▶ [What to produce] Copy the records below exactly, leaving out any pictures.

-------------------------

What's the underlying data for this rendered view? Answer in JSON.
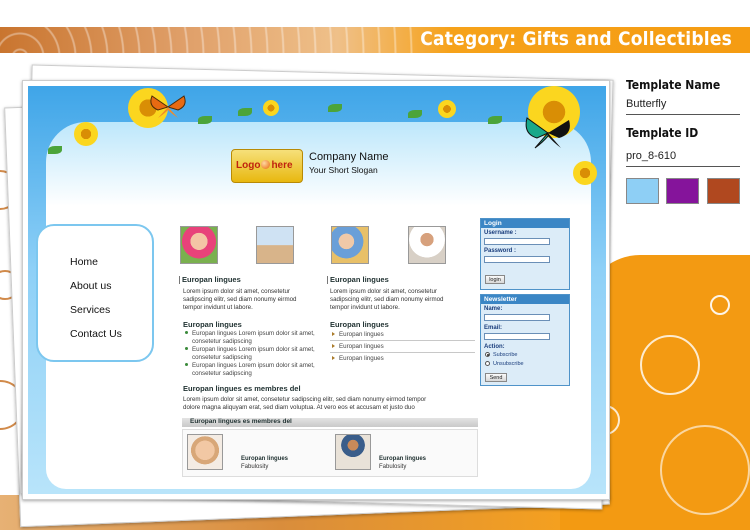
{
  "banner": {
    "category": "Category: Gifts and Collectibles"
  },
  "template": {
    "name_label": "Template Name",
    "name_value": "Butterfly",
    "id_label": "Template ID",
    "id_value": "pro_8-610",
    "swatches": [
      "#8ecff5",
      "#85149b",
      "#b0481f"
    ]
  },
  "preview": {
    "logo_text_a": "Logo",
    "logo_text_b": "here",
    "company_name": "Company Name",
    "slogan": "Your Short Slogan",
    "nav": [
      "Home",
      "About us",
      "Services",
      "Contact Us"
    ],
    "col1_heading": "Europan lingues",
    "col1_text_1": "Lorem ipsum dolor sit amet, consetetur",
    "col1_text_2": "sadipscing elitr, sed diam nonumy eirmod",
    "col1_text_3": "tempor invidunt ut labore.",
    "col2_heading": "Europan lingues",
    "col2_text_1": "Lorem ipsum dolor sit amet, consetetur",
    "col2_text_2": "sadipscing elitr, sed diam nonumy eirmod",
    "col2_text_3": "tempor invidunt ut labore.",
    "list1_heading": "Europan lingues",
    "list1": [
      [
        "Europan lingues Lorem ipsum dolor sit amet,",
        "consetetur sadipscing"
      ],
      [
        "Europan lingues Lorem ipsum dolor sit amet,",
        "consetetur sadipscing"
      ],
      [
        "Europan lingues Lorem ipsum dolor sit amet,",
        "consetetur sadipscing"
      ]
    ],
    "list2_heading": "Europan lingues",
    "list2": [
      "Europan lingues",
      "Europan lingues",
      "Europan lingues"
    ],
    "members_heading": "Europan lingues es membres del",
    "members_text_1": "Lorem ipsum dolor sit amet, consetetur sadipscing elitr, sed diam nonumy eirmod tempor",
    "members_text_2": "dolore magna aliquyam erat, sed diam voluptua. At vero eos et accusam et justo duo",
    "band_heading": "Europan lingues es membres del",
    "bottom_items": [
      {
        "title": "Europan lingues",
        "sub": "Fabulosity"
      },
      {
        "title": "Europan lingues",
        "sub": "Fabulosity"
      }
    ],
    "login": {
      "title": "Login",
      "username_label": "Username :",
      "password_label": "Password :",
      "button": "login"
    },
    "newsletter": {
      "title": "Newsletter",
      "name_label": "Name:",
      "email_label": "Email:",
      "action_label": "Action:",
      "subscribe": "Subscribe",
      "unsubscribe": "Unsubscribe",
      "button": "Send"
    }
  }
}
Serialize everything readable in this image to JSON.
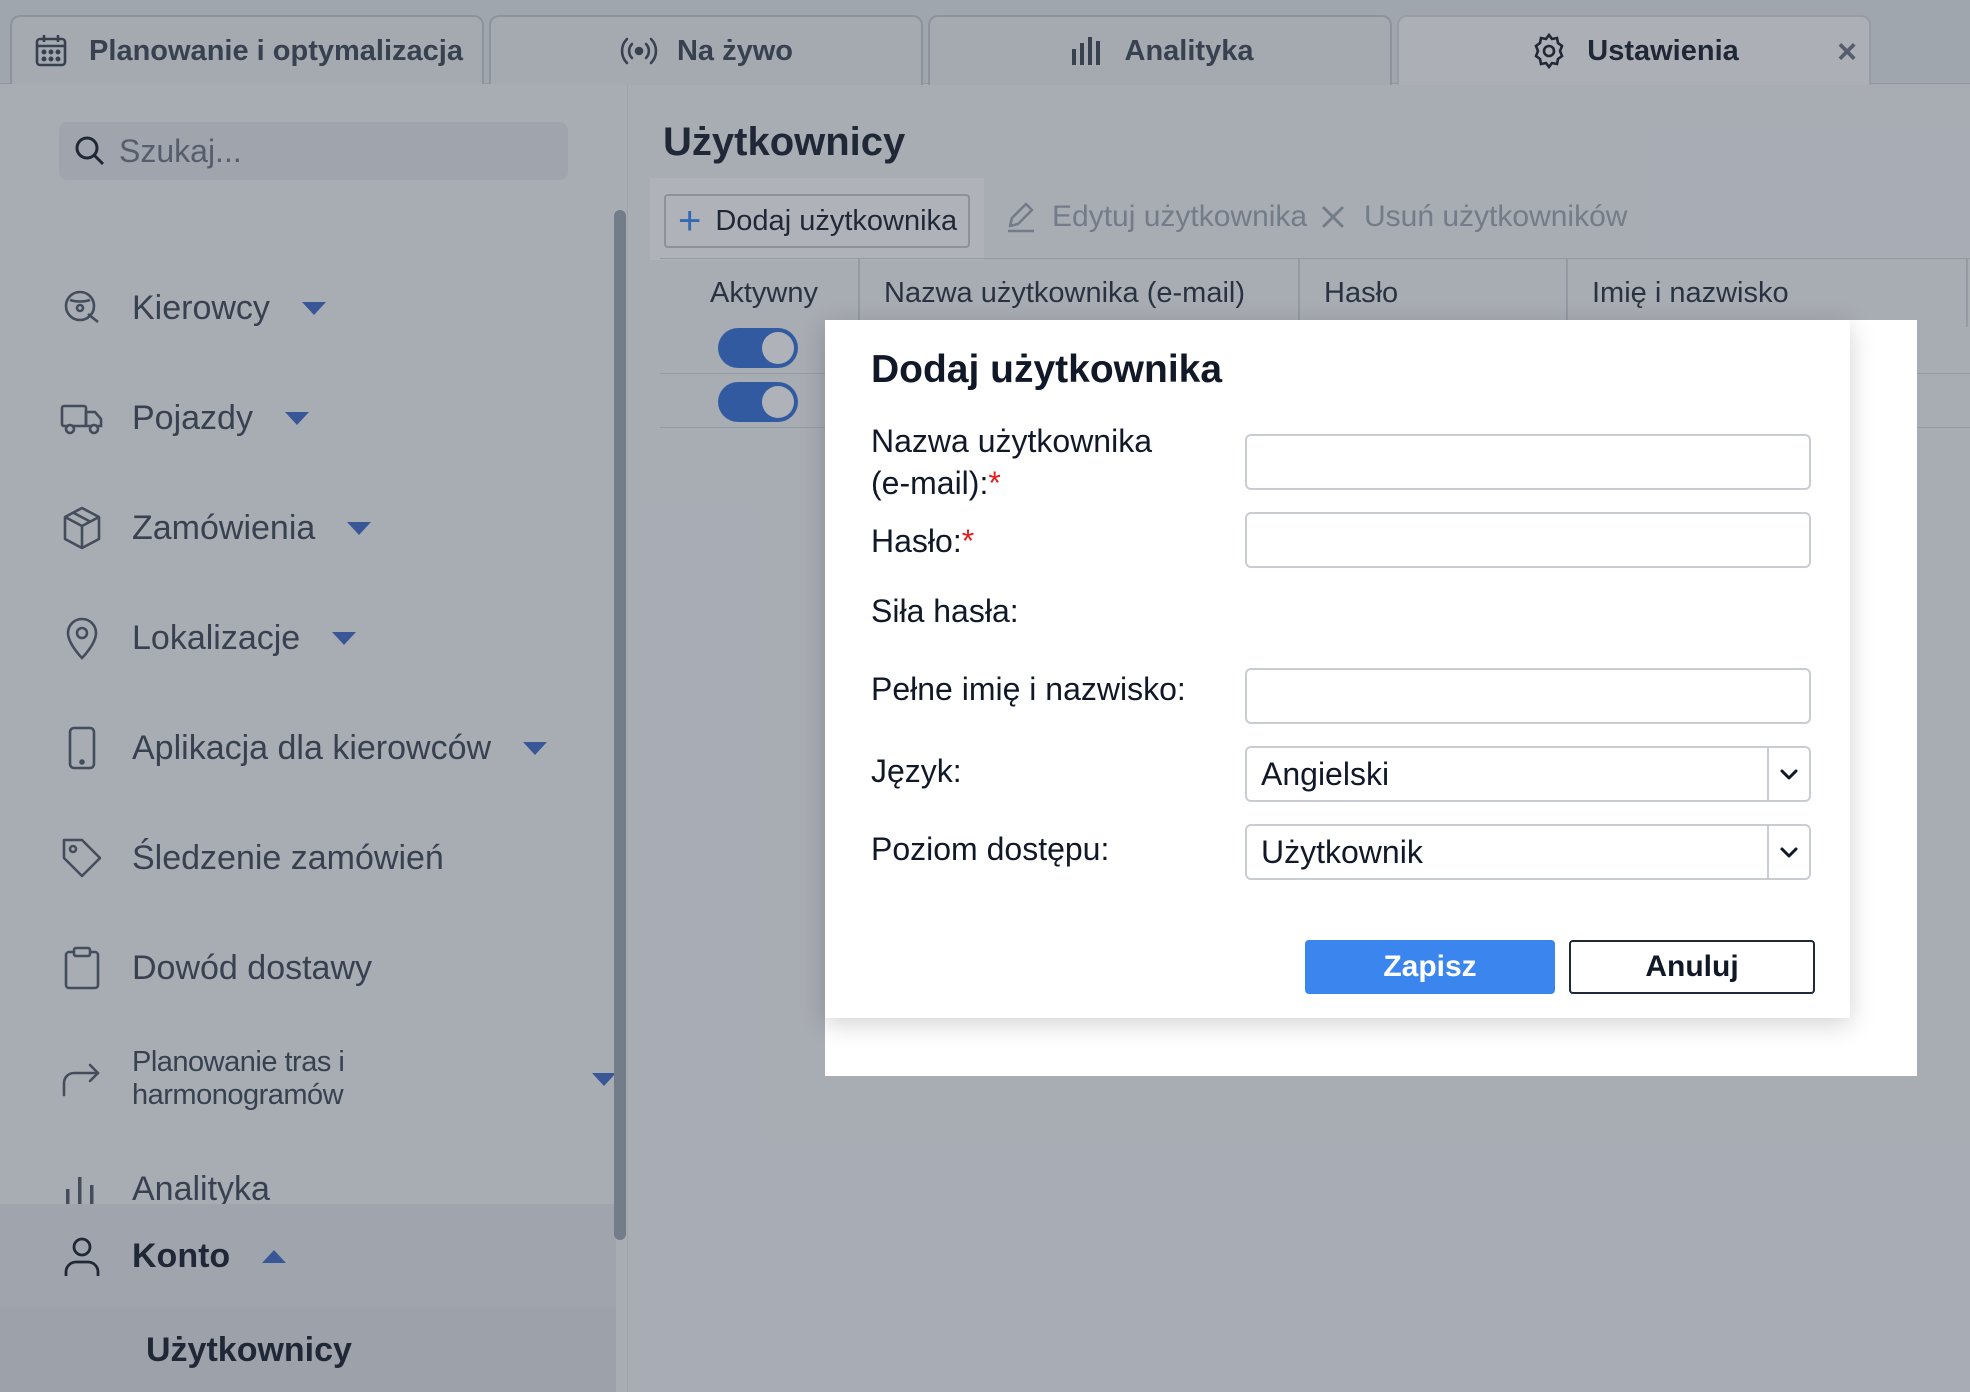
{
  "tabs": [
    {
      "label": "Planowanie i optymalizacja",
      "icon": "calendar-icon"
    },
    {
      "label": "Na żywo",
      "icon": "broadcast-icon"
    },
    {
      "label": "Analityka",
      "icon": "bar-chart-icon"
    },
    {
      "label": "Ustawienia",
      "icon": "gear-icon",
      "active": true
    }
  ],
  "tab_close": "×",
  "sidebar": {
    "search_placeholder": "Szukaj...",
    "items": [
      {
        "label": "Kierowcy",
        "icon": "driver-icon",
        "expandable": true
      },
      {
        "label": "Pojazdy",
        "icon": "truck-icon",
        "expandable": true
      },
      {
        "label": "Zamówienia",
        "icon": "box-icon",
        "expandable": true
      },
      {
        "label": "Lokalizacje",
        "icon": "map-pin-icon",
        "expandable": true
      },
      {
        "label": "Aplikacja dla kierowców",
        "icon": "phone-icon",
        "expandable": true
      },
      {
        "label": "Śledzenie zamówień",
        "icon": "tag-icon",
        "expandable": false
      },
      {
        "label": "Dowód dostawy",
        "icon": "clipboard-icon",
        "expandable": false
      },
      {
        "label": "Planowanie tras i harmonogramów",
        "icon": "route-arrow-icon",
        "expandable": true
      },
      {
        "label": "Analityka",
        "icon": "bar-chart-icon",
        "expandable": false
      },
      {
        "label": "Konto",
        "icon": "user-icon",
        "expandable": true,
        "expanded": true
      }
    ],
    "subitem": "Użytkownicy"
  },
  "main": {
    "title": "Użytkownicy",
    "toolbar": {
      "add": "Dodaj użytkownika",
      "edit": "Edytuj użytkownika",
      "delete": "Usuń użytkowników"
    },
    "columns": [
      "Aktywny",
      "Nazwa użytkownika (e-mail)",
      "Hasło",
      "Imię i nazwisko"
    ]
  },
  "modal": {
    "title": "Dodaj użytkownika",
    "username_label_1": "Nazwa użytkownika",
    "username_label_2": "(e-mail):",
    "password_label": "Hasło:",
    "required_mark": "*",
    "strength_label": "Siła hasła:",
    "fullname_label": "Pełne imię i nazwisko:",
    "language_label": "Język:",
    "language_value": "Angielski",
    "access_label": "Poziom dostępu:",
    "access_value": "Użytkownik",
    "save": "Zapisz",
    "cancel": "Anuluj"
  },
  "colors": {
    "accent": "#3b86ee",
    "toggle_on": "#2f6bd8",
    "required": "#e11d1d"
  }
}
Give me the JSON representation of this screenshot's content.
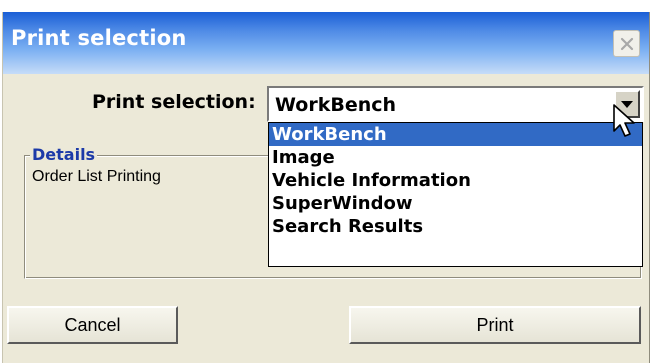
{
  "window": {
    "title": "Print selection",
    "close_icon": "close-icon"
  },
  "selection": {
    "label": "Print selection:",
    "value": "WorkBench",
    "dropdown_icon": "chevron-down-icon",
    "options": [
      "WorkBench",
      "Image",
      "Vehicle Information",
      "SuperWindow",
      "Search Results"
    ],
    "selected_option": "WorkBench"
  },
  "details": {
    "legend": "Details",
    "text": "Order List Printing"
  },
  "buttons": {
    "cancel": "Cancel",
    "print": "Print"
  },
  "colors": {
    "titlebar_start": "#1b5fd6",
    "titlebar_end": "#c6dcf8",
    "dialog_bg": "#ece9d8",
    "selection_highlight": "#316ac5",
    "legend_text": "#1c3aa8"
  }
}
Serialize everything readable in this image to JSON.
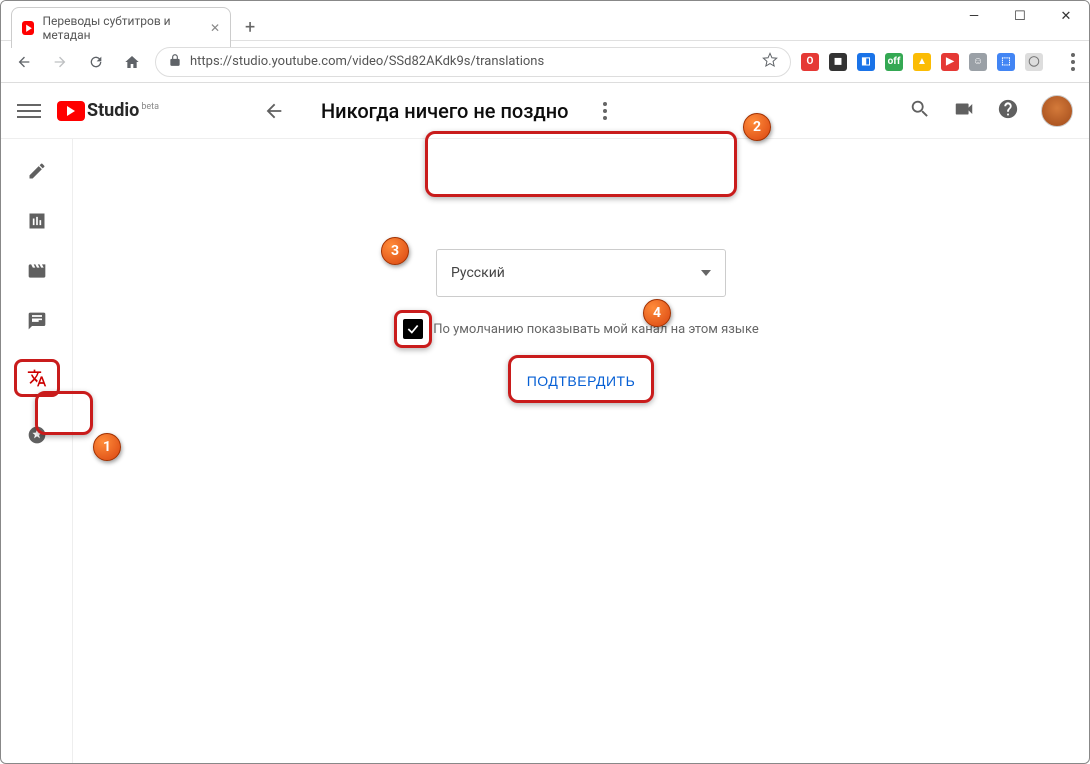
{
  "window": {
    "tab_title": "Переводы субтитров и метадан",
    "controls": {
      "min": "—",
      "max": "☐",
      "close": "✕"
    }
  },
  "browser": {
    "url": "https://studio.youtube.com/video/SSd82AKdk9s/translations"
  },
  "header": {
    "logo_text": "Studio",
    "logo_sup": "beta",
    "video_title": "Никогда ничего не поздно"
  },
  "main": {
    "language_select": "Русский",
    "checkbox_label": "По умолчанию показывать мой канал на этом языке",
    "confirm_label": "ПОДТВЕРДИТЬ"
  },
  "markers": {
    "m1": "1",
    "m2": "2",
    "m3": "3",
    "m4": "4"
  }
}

-------------------------

▶ [Response to the task]
What's the underlying data for this rendered view? Answer in JSON.
{
  "banner": {
    "category": "Category: Gifts and Collectibles"
  },
  "template": {
    "name_label": "Template Name",
    "name_value": "Butterfly",
    "id_label": "Template ID",
    "id_value": "pro_8-610",
    "swatches": [
      "#8ecff5",
      "#85149b",
      "#b0481f"
    ]
  },
  "preview": {
    "logo_text_a": "Logo",
    "logo_text_b": "here",
    "company_name": "Company Name",
    "slogan": "Your Short Slogan",
    "nav": [
      "Home",
      "About us",
      "Services",
      "Contact Us"
    ],
    "col1_heading": "Europan lingues",
    "col1_text_1": "Lorem ipsum dolor sit amet, consetetur",
    "col1_text_2": "sadipscing elitr, sed diam nonumy eirmod",
    "col1_text_3": "tempor invidunt ut labore.",
    "col2_heading": "Europan lingues",
    "col2_text_1": "Lorem ipsum dolor sit amet, consetetur",
    "col2_text_2": "sadipscing elitr, sed diam nonumy eirmod",
    "col2_text_3": "tempor invidunt ut labore.",
    "list1_heading": "Europan lingues",
    "list1": [
      [
        "Europan lingues Lorem ipsum dolor sit amet,",
        "consetetur sadipscing"
      ],
      [
        "Europan lingues Lorem ipsum dolor sit amet,",
        "consetetur sadipscing"
      ],
      [
        "Europan lingues Lorem ipsum dolor sit amet,",
        "consetetur sadipscing"
      ]
    ],
    "list2_heading": "Europan lingues",
    "list2": [
      "Europan lingues",
      "Europan lingues",
      "Europan lingues"
    ],
    "members_heading": "Europan lingues es membres del",
    "members_text_1": "Lorem ipsum dolor sit amet, consetetur sadipscing elitr, sed diam nonumy eirmod tempor",
    "members_text_2": "dolore magna aliquyam erat, sed diam voluptua. At vero eos et accusam et justo duo",
    "band_heading": "Europan lingues es membres del",
    "bottom_items": [
      {
        "title": "Europan lingues",
        "sub": "Fabulosity"
      },
      {
        "title": "Europan lingues",
        "sub": "Fabulosity"
      }
    ],
    "login": {
      "title": "Login",
      "username_label": "Username :",
      "password_label": "Password :",
      "button": "login"
    },
    "newsletter": {
      "title": "Newsletter",
      "name_label": "Name:",
      "email_label": "Email:",
      "action_label": "Action:",
      "subscribe": "Subscribe",
      "unsubscribe": "Unsubscribe",
      "button": "Send"
    }
  }
}
Serialize everything readable in this image to JSON.
{
  "tabs": [
    {
      "label": "Planowanie i optymalizacja",
      "icon": "calendar-icon"
    },
    {
      "label": "Na żywo",
      "icon": "broadcast-icon"
    },
    {
      "label": "Analityka",
      "icon": "bar-chart-icon"
    },
    {
      "label": "Ustawienia",
      "icon": "gear-icon",
      "active": true
    }
  ],
  "tab_close": "×",
  "sidebar": {
    "search_placeholder": "Szukaj...",
    "items": [
      {
        "label": "Kierowcy",
        "icon": "driver-icon",
        "expandable": true
      },
      {
        "label": "Pojazdy",
        "icon": "truck-icon",
        "expandable": true
      },
      {
        "label": "Zamówienia",
        "icon": "box-icon",
        "expandable": true
      },
      {
        "label": "Lokalizacje",
        "icon": "map-pin-icon",
        "expandable": true
      },
      {
        "label": "Aplikacja dla kierowców",
        "icon": "phone-icon",
        "expandable": true
      },
      {
        "label": "Śledzenie zamówień",
        "icon": "tag-icon",
        "expandable": false
      },
      {
        "label": "Dowód dostawy",
        "icon": "clipboard-icon",
        "expandable": false
      },
      {
        "label": "Planowanie tras i harmonogramów",
        "icon": "route-arrow-icon",
        "expandable": true
      },
      {
        "label": "Analityka",
        "icon": "bar-chart-icon",
        "expandable": false
      },
      {
        "label": "Konto",
        "icon": "user-icon",
        "expandable": true,
        "expanded": true
      }
    ],
    "subitem": "Użytkownicy"
  },
  "main": {
    "title": "Użytkownicy",
    "toolbar": {
      "add": "Dodaj użytkownika",
      "edit": "Edytuj użytkownika",
      "delete": "Usuń użytkowników"
    },
    "columns": [
      "Aktywny",
      "Nazwa użytkownika (e-mail)",
      "Hasło",
      "Imię i nazwisko"
    ]
  },
  "modal": {
    "title": "Dodaj użytkownika",
    "username_label_1": "Nazwa użytkownika",
    "username_label_2": "(e-mail):",
    "password_label": "Hasło:",
    "required_mark": "*",
    "strength_label": "Siła hasła:",
    "fullname_label": "Pełne imię i nazwisko:",
    "language_label": "Język:",
    "language_value": "Angielski",
    "access_label": "Poziom dostępu:",
    "access_value": "Użytkownik",
    "save": "Zapisz",
    "cancel": "Anuluj"
  },
  "colors": {
    "accent": "#3b86ee",
    "toggle_on": "#2f6bd8",
    "required": "#e11d1d"
  }
}
Give me the JSON representation of this screenshot's content.
{
  "window": {
    "title": "Print selection",
    "close_icon": "close-icon"
  },
  "selection": {
    "label": "Print selection:",
    "value": "WorkBench",
    "dropdown_icon": "chevron-down-icon",
    "options": [
      "WorkBench",
      "Image",
      "Vehicle Information",
      "SuperWindow",
      "Search Results"
    ],
    "selected_option": "WorkBench"
  },
  "details": {
    "legend": "Details",
    "text": "Order List Printing"
  },
  "buttons": {
    "cancel": "Cancel",
    "print": "Print"
  },
  "colors": {
    "titlebar_start": "#1b5fd6",
    "titlebar_end": "#c6dcf8",
    "dialog_bg": "#ece9d8",
    "selection_highlight": "#316ac5",
    "legend_text": "#1c3aa8"
  }
}
Serialize everything readable in this image to JSON.
{
  "window": {
    "tab_title": "Переводы субтитров и метадан",
    "controls": {
      "min": "—",
      "max": "☐",
      "close": "✕"
    }
  },
  "browser": {
    "url": "https://studio.youtube.com/video/SSd82AKdk9s/translations"
  },
  "header": {
    "logo_text": "Studio",
    "logo_sup": "beta",
    "video_title": "Никогда ничего не поздно"
  },
  "main": {
    "language_select": "Русский",
    "checkbox_label": "По умолчанию показывать мой канал на этом языке",
    "confirm_label": "ПОДТВЕРДИТЬ"
  },
  "markers": {
    "m1": "1",
    "m2": "2",
    "m3": "3",
    "m4": "4"
  }
}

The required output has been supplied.